WHAT YOU SHOULD DO. Your task is to copy the listing exactly, with the pictures left out.

EXERCISE MATERIALS.
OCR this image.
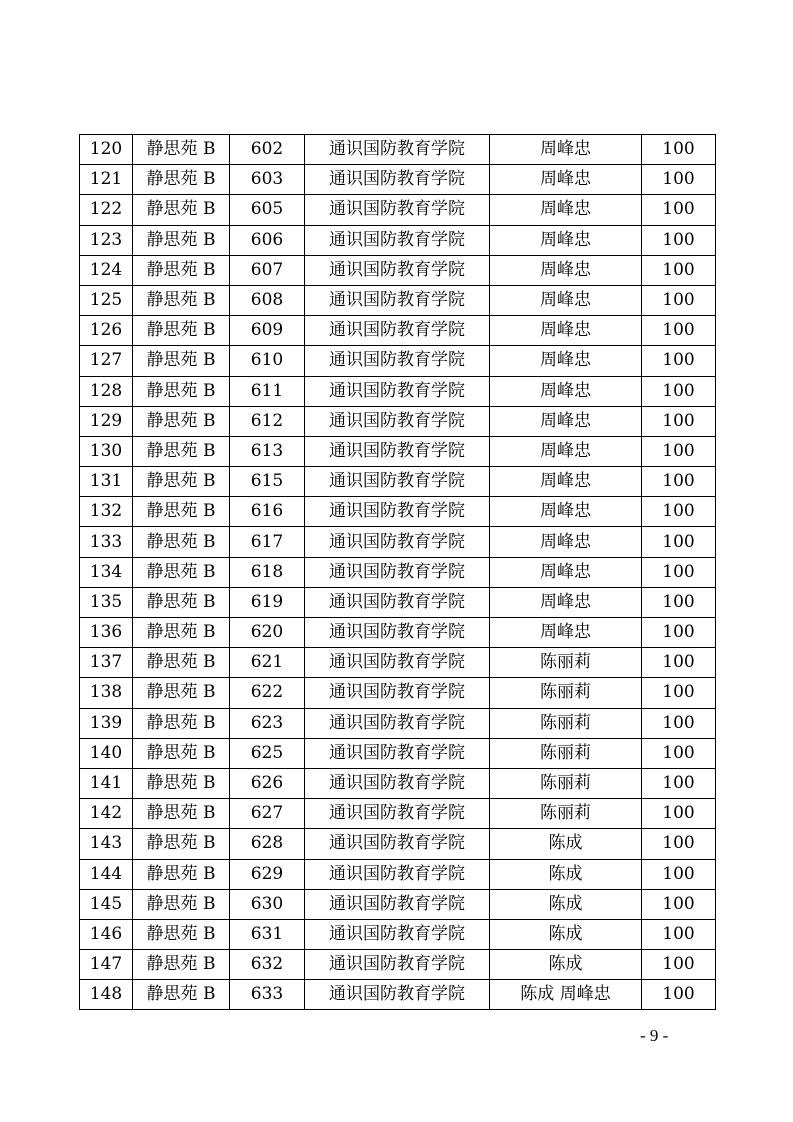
120	静思苑 B	602	通识国防教育学院	周峰忠	100
121	静思苑 B	603	通识国防教育学院	周峰忠	100
122	静思苑 B	605	通识国防教育学院	周峰忠	100
123	静思苑 B	606	通识国防教育学院	周峰忠	100
124	静思苑 B	607	通识国防教育学院	周峰忠	100
125	静思苑 B	608	通识国防教育学院	周峰忠	100
126	静思苑 B	609	通识国防教育学院	周峰忠	100
127	静思苑 B	610	通识国防教育学院	周峰忠	100
128	静思苑 B	611	通识国防教育学院	周峰忠	100
129	静思苑 B	612	通识国防教育学院	周峰忠	100
130	静思苑 B	613	通识国防教育学院	周峰忠	100
131	静思苑 B	615	通识国防教育学院	周峰忠	100
132	静思苑 B	616	通识国防教育学院	周峰忠	100
133	静思苑 B	617	通识国防教育学院	周峰忠	100
134	静思苑 B	618	通识国防教育学院	周峰忠	100
135	静思苑 B	619	通识国防教育学院	周峰忠	100
136	静思苑 B	620	通识国防教育学院	周峰忠	100
137	静思苑 B	621	通识国防教育学院	陈丽莉	100
138	静思苑 B	622	通识国防教育学院	陈丽莉	100
139	静思苑 B	623	通识国防教育学院	陈丽莉	100
140	静思苑 B	625	通识国防教育学院	陈丽莉	100
141	静思苑 B	626	通识国防教育学院	陈丽莉	100
142	静思苑 B	627	通识国防教育学院	陈丽莉	100
143	静思苑 B	628	通识国防教育学院	陈成	100
144	静思苑 B	629	通识国防教育学院	陈成	100
145	静思苑 B	630	通识国防教育学院	陈成	100
146	静思苑 B	631	通识国防教育学院	陈成	100
147	静思苑 B	632	通识国防教育学院	陈成	100
148	静思苑 B	633	通识国防教育学院	陈成 周峰忠	100
- 9 -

THE ANSWER.
OCR this image.
120	静思苑 B	602	通识国防教育学院	周峰忠	100
121	静思苑 B	603	通识国防教育学院	周峰忠	100
122	静思苑 B	605	通识国防教育学院	周峰忠	100
123	静思苑 B	606	通识国防教育学院	周峰忠	100
124	静思苑 B	607	通识国防教育学院	周峰忠	100
125	静思苑 B	608	通识国防教育学院	周峰忠	100
126	静思苑 B	609	通识国防教育学院	周峰忠	100
127	静思苑 B	610	通识国防教育学院	周峰忠	100
128	静思苑 B	611	通识国防教育学院	周峰忠	100
129	静思苑 B	612	通识国防教育学院	周峰忠	100
130	静思苑 B	613	通识国防教育学院	周峰忠	100
131	静思苑 B	615	通识国防教育学院	周峰忠	100
132	静思苑 B	616	通识国防教育学院	周峰忠	100
133	静思苑 B	617	通识国防教育学院	周峰忠	100
134	静思苑 B	618	通识国防教育学院	周峰忠	100
135	静思苑 B	619	通识国防教育学院	周峰忠	100
136	静思苑 B	620	通识国防教育学院	周峰忠	100
137	静思苑 B	621	通识国防教育学院	陈丽莉	100
138	静思苑 B	622	通识国防教育学院	陈丽莉	100
139	静思苑 B	623	通识国防教育学院	陈丽莉	100
140	静思苑 B	625	通识国防教育学院	陈丽莉	100
141	静思苑 B	626	通识国防教育学院	陈丽莉	100
142	静思苑 B	627	通识国防教育学院	陈丽莉	100
143	静思苑 B	628	通识国防教育学院	陈成	100
144	静思苑 B	629	通识国防教育学院	陈成	100
145	静思苑 B	630	通识国防教育学院	陈成	100
146	静思苑 B	631	通识国防教育学院	陈成	100
147	静思苑 B	632	通识国防教育学院	陈成	100
148	静思苑 B	633	通识国防教育学院	陈成 周峰忠	100
- 9 -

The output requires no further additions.